* [Directive]: Omit every picture while repeating the entries exactly.
==========
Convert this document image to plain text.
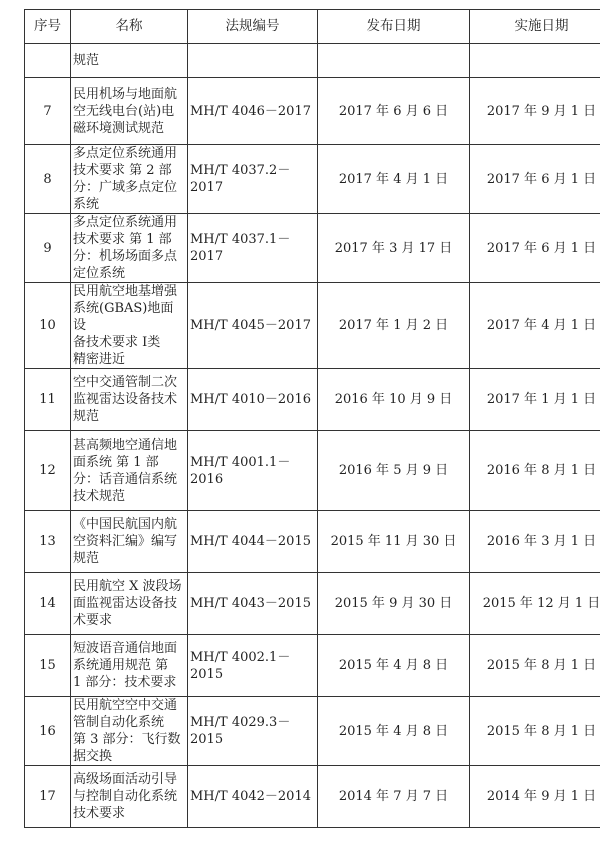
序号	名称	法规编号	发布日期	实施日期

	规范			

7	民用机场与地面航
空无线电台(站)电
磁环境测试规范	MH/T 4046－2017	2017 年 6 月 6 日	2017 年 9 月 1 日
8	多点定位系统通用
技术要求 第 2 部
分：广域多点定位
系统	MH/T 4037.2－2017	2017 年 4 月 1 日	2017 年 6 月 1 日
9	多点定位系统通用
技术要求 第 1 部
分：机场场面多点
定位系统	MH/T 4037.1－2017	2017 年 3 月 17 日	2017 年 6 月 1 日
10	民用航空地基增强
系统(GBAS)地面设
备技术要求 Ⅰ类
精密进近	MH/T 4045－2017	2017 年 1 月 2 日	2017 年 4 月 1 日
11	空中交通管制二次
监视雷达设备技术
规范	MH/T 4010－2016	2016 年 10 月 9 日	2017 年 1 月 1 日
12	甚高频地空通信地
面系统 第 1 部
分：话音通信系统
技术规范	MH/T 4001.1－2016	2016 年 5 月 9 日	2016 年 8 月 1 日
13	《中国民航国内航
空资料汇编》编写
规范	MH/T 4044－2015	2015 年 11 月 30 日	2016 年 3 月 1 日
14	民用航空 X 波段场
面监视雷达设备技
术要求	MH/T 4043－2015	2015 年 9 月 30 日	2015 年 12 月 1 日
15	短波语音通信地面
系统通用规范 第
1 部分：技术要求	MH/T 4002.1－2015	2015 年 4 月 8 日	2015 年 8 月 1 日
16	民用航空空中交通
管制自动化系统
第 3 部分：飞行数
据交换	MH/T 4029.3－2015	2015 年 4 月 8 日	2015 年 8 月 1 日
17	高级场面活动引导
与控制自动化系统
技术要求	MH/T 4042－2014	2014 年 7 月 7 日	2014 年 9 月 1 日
==========
* [Task response]:
Convert this document image to plain text.
序号	名称	法规编号	发布日期	实施日期

	规范			

7	民用机场与地面航
空无线电台(站)电
磁环境测试规范	MH/T 4046－2017	2017 年 6 月 6 日	2017 年 9 月 1 日
8	多点定位系统通用
技术要求 第 2 部
分：广域多点定位
系统	MH/T 4037.2－2017	2017 年 4 月 1 日	2017 年 6 月 1 日
9	多点定位系统通用
技术要求 第 1 部
分：机场场面多点
定位系统	MH/T 4037.1－2017	2017 年 3 月 17 日	2017 年 6 月 1 日
10	民用航空地基增强
系统(GBAS)地面设
备技术要求 Ⅰ类
精密进近	MH/T 4045－2017	2017 年 1 月 2 日	2017 年 4 月 1 日
11	空中交通管制二次
监视雷达设备技术
规范	MH/T 4010－2016	2016 年 10 月 9 日	2017 年 1 月 1 日
12	甚高频地空通信地
面系统 第 1 部
分：话音通信系统
技术规范	MH/T 4001.1－2016	2016 年 5 月 9 日	2016 年 8 月 1 日
13	《中国民航国内航
空资料汇编》编写
规范	MH/T 4044－2015	2015 年 11 月 30 日	2016 年 3 月 1 日
14	民用航空 X 波段场
面监视雷达设备技
术要求	MH/T 4043－2015	2015 年 9 月 30 日	2015 年 12 月 1 日
15	短波语音通信地面
系统通用规范 第
1 部分：技术要求	MH/T 4002.1－2015	2015 年 4 月 8 日	2015 年 8 月 1 日
16	民用航空空中交通
管制自动化系统
第 3 部分：飞行数
据交换	MH/T 4029.3－2015	2015 年 4 月 8 日	2015 年 8 月 1 日
17	高级场面活动引导
与控制自动化系统
技术要求	MH/T 4042－2014	2014 年 7 月 7 日	2014 年 9 月 1 日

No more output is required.